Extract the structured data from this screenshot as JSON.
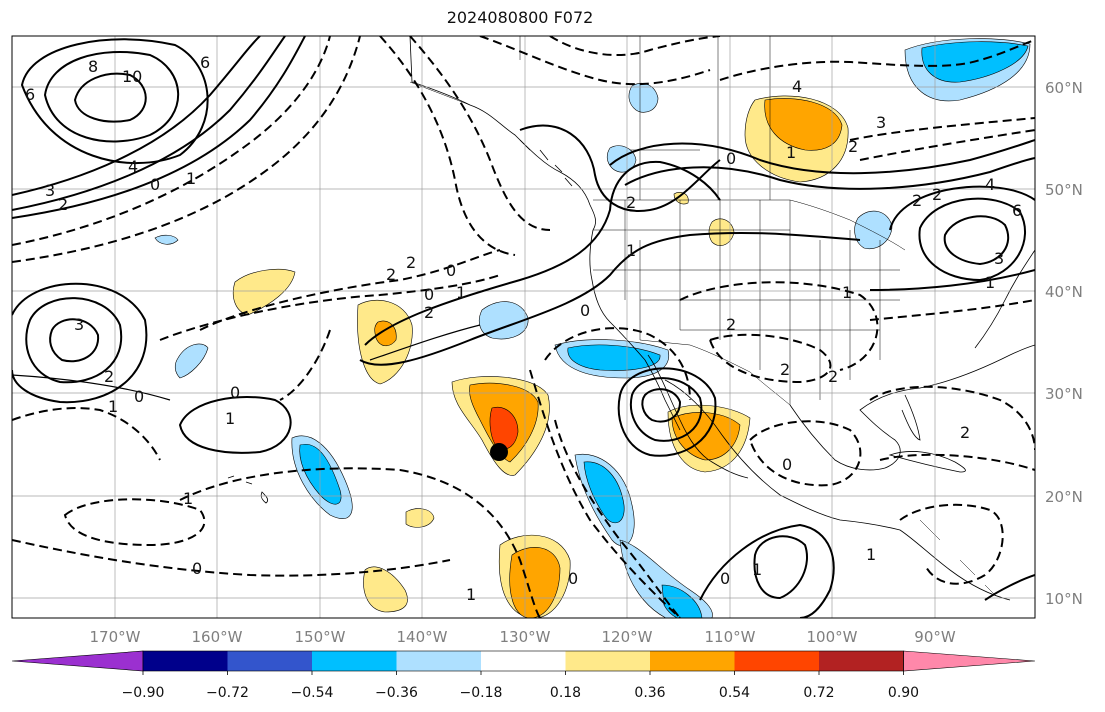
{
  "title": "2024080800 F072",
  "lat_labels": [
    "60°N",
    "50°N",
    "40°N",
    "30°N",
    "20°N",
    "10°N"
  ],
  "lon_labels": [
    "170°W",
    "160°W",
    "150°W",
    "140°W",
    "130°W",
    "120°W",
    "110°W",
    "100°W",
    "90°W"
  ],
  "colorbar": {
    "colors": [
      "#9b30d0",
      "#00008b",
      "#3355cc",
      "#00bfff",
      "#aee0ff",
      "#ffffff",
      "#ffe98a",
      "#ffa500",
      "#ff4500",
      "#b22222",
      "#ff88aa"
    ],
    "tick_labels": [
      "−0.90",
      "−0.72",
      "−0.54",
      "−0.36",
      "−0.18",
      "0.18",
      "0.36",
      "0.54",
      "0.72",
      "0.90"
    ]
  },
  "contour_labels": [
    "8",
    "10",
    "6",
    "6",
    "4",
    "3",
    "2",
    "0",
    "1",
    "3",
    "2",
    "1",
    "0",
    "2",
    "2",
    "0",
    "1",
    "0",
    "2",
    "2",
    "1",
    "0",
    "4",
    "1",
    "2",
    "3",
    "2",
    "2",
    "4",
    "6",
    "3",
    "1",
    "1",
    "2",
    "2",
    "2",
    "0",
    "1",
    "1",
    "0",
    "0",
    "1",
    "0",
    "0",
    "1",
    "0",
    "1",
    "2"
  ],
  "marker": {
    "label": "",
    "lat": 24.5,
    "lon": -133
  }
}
· · ·
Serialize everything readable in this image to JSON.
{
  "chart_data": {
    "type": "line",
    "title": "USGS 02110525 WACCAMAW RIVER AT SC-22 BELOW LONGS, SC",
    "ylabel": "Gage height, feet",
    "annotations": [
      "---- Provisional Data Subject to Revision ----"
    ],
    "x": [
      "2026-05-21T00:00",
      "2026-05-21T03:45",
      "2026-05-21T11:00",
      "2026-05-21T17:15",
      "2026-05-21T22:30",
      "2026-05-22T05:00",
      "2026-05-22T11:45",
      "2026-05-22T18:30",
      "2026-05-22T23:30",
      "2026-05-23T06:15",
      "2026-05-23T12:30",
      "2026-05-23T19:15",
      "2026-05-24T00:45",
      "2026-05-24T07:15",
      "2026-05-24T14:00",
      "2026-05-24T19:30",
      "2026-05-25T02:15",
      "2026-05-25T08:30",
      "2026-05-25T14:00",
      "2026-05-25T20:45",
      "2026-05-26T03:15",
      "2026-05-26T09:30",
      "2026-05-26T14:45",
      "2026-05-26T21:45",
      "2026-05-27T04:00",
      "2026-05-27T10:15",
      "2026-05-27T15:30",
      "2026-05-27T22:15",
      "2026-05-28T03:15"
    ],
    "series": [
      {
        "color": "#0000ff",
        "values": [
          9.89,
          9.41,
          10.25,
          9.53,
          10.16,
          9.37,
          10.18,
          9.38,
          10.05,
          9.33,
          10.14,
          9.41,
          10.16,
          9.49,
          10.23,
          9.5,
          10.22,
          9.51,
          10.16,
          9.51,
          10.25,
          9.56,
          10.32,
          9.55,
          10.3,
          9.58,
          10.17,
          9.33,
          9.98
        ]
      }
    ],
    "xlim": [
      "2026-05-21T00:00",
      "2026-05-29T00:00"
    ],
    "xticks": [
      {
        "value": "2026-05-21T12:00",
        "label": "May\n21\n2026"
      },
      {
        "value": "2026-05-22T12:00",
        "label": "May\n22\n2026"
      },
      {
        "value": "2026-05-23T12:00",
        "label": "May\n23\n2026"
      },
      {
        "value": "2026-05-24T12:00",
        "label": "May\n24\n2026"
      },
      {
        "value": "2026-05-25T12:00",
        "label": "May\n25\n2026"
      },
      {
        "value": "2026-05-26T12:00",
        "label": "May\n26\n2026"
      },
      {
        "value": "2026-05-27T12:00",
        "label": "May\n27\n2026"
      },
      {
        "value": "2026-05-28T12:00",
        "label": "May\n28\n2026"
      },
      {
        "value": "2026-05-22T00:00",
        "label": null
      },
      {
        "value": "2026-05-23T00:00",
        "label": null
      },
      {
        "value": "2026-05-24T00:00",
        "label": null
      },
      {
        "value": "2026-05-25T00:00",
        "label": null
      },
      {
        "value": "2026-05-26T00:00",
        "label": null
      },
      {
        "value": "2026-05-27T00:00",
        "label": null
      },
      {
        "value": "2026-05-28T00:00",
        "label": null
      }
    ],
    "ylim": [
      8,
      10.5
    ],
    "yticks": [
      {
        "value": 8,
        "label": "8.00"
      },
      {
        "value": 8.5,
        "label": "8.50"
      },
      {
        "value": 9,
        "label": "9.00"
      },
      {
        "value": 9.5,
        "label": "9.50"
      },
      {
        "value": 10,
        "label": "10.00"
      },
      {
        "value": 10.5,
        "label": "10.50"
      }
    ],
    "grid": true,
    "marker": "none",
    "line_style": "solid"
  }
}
· · ·
**The task**
Which lines in the records above contain the string "JSON"? Copy each one.

**Final result**
Extract the structured data from this screenshot as JSON.
Serialize everything readable in this image to JSON.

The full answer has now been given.